(REQUIREMENT):
Pull out every line containing the string "一般资料".

(SUPPLIED DATA):
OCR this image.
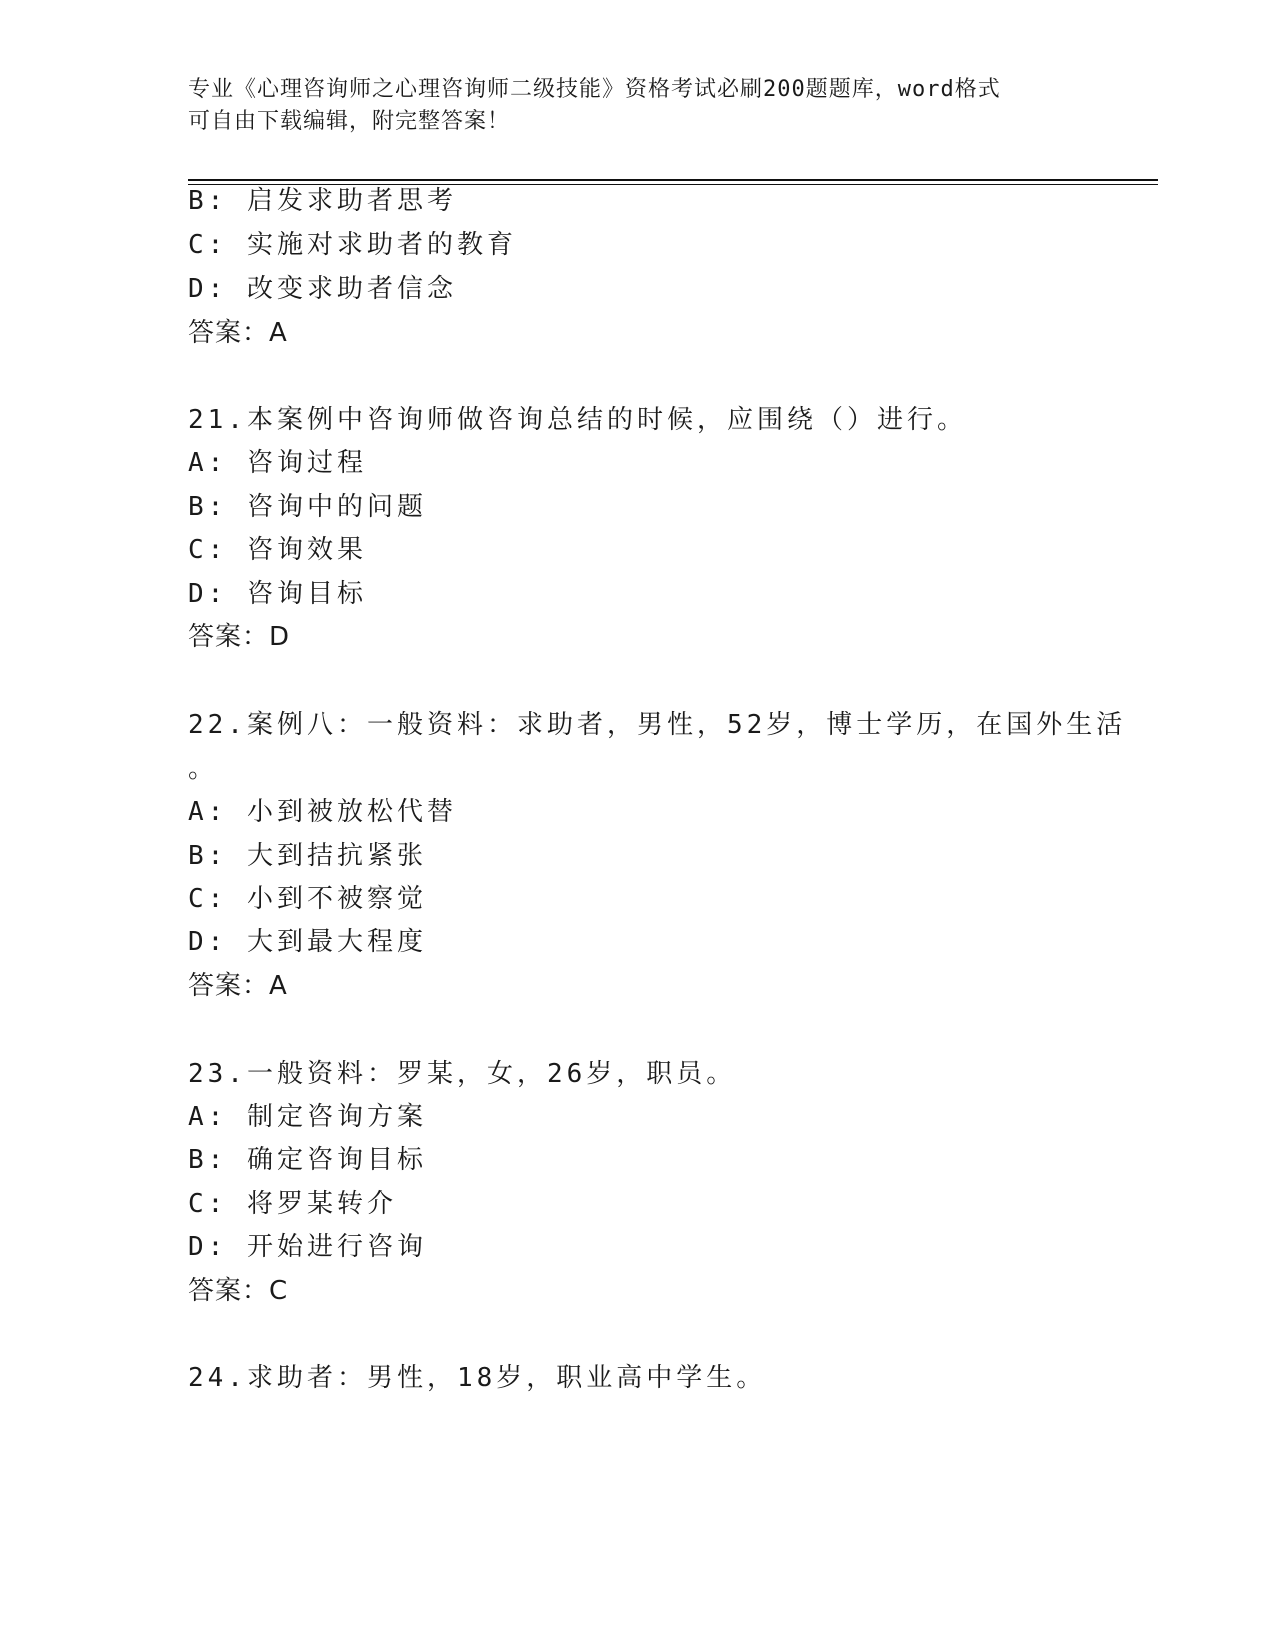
专业《心理咨询师之心理咨询师二级技能》资格考试必刷200题题库，word格式
可自由下载编辑，附完整答案！
B: 启发求助者思考
C: 实施对求助者的教育
D: 改变求助者信念
答案：A
21.本案例中咨询师做咨询总结的时候，应围绕（）进行。
A: 咨询过程
B: 咨询中的问题
C: 咨询效果
D: 咨询目标
答案：D
22.案例八：一般资料：求助者，男性，52岁，博士学历，在国外生活
。
A: 小到被放松代替
B: 大到拮抗紧张
C: 小到不被察觉
D: 大到最大程度
答案：A
23.一般资料：罗某，女，26岁，职员。
A: 制定咨询方案
B: 确定咨询目标
C: 将罗某转介
D: 开始进行咨询
答案：C
24.求助者：男性，18岁，职业高中学生。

(FINAL RESULT):
22.案例八：一般资料：求助者，男性，52岁，博士学历，在国外生活
23.一般资料：罗某，女，26岁，职员。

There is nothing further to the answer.